# DO THIS
Copy every line of the records below word for word, but leave out the pictures.

# EXCERPTED DATA
- - - -
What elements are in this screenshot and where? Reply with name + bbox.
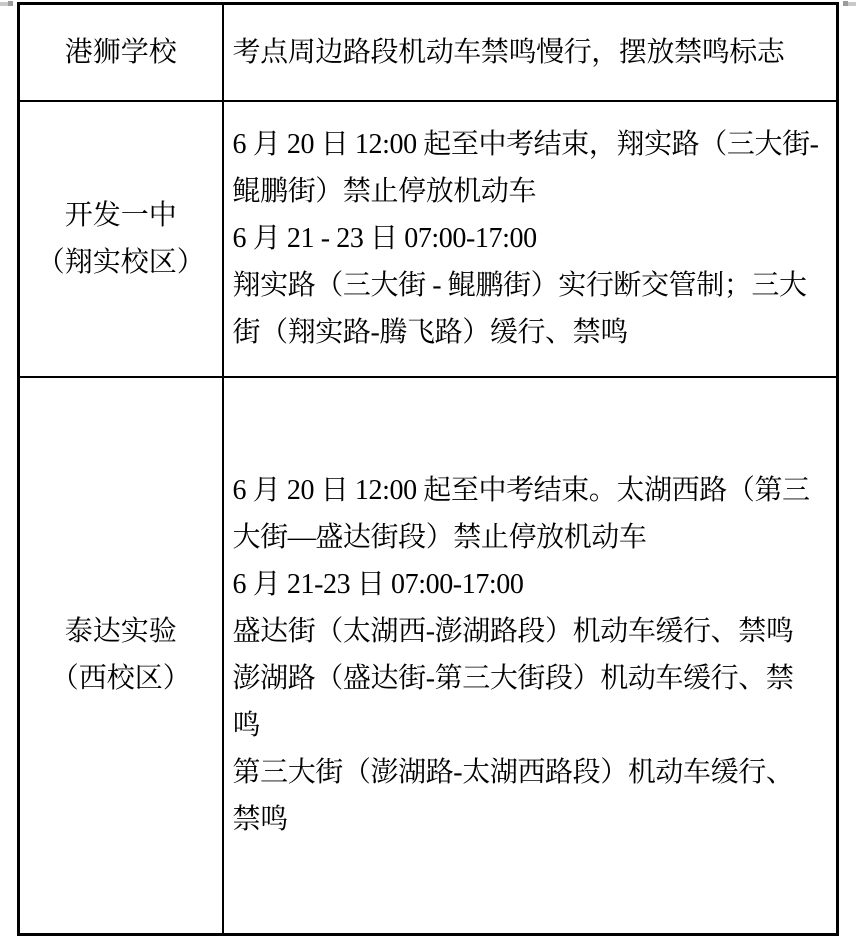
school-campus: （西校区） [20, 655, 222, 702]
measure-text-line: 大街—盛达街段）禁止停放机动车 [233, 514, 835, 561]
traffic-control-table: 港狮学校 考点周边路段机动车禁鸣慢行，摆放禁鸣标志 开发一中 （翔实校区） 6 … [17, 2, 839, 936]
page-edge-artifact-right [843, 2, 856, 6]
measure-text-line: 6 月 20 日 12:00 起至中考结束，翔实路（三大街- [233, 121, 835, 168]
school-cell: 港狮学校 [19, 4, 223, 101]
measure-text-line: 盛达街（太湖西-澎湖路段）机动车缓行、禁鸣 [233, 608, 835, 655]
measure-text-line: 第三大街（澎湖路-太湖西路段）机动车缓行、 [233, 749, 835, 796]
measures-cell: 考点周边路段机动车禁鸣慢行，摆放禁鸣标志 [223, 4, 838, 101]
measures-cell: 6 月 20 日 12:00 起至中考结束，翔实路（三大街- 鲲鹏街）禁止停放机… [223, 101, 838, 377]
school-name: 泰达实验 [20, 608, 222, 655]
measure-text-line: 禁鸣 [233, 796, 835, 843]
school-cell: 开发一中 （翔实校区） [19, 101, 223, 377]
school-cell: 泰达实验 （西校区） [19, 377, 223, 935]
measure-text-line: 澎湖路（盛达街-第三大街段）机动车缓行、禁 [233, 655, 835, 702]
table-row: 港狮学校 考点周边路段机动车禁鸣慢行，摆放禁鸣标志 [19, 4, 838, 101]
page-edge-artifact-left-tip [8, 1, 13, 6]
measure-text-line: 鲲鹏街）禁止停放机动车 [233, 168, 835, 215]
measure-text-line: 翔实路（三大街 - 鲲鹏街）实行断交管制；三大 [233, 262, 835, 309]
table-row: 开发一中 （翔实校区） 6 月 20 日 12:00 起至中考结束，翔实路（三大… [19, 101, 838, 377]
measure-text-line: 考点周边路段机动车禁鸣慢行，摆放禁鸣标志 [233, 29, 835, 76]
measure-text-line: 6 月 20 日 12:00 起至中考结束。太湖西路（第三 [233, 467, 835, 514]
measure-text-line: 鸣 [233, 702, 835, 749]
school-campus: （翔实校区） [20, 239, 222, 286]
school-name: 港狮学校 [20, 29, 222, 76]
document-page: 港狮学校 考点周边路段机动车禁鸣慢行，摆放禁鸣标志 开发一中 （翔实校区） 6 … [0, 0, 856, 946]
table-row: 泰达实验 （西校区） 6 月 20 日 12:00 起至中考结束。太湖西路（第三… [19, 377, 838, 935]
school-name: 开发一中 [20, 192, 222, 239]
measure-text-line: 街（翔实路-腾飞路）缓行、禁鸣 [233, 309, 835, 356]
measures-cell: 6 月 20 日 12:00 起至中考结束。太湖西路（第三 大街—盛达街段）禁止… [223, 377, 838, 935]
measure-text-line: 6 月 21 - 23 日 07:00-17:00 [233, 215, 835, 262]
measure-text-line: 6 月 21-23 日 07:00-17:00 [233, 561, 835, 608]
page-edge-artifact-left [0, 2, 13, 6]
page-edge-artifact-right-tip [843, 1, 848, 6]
- - - -
# OUTPUT FOR THIS EXERCISE
What elements are in this screenshot and where? Reply with name + bbox.
school-campus: （西校区） [20, 655, 222, 702]
measure-text-line: 大街—盛达街段）禁止停放机动车 [233, 514, 835, 561]
traffic-control-table: 港狮学校 考点周边路段机动车禁鸣慢行，摆放禁鸣标志 开发一中 （翔实校区） 6 … [17, 2, 839, 936]
page-edge-artifact-right [843, 2, 856, 6]
measure-text-line: 6 月 20 日 12:00 起至中考结束，翔实路（三大街- [233, 121, 835, 168]
school-cell: 港狮学校 [19, 4, 223, 101]
measure-text-line: 盛达街（太湖西-澎湖路段）机动车缓行、禁鸣 [233, 608, 835, 655]
measure-text-line: 第三大街（澎湖路-太湖西路段）机动车缓行、 [233, 749, 835, 796]
measures-cell: 考点周边路段机动车禁鸣慢行，摆放禁鸣标志 [223, 4, 838, 101]
measures-cell: 6 月 20 日 12:00 起至中考结束，翔实路（三大街- 鲲鹏街）禁止停放机… [223, 101, 838, 377]
school-name: 泰达实验 [20, 608, 222, 655]
measure-text-line: 禁鸣 [233, 796, 835, 843]
school-cell: 开发一中 （翔实校区） [19, 101, 223, 377]
school-cell: 泰达实验 （西校区） [19, 377, 223, 935]
measure-text-line: 澎湖路（盛达街-第三大街段）机动车缓行、禁 [233, 655, 835, 702]
table-row: 港狮学校 考点周边路段机动车禁鸣慢行，摆放禁鸣标志 [19, 4, 838, 101]
page-edge-artifact-left-tip [8, 1, 13, 6]
measure-text-line: 鲲鹏街）禁止停放机动车 [233, 168, 835, 215]
measure-text-line: 翔实路（三大街 - 鲲鹏街）实行断交管制；三大 [233, 262, 835, 309]
table-row: 开发一中 （翔实校区） 6 月 20 日 12:00 起至中考结束，翔实路（三大… [19, 101, 838, 377]
measure-text-line: 考点周边路段机动车禁鸣慢行，摆放禁鸣标志 [233, 29, 835, 76]
measure-text-line: 6 月 20 日 12:00 起至中考结束。太湖西路（第三 [233, 467, 835, 514]
measure-text-line: 鸣 [233, 702, 835, 749]
school-campus: （翔实校区） [20, 239, 222, 286]
school-name: 港狮学校 [20, 29, 222, 76]
document-page: 港狮学校 考点周边路段机动车禁鸣慢行，摆放禁鸣标志 开发一中 （翔实校区） 6 … [0, 0, 856, 946]
table-row: 泰达实验 （西校区） 6 月 20 日 12:00 起至中考结束。太湖西路（第三… [19, 377, 838, 935]
school-name: 开发一中 [20, 192, 222, 239]
measure-text-line: 街（翔实路-腾飞路）缓行、禁鸣 [233, 309, 835, 356]
measures-cell: 6 月 20 日 12:00 起至中考结束。太湖西路（第三 大街—盛达街段）禁止… [223, 377, 838, 935]
measure-text-line: 6 月 21 - 23 日 07:00-17:00 [233, 215, 835, 262]
measure-text-line: 6 月 21-23 日 07:00-17:00 [233, 561, 835, 608]
page-edge-artifact-left [0, 2, 13, 6]
page-edge-artifact-right-tip [843, 1, 848, 6]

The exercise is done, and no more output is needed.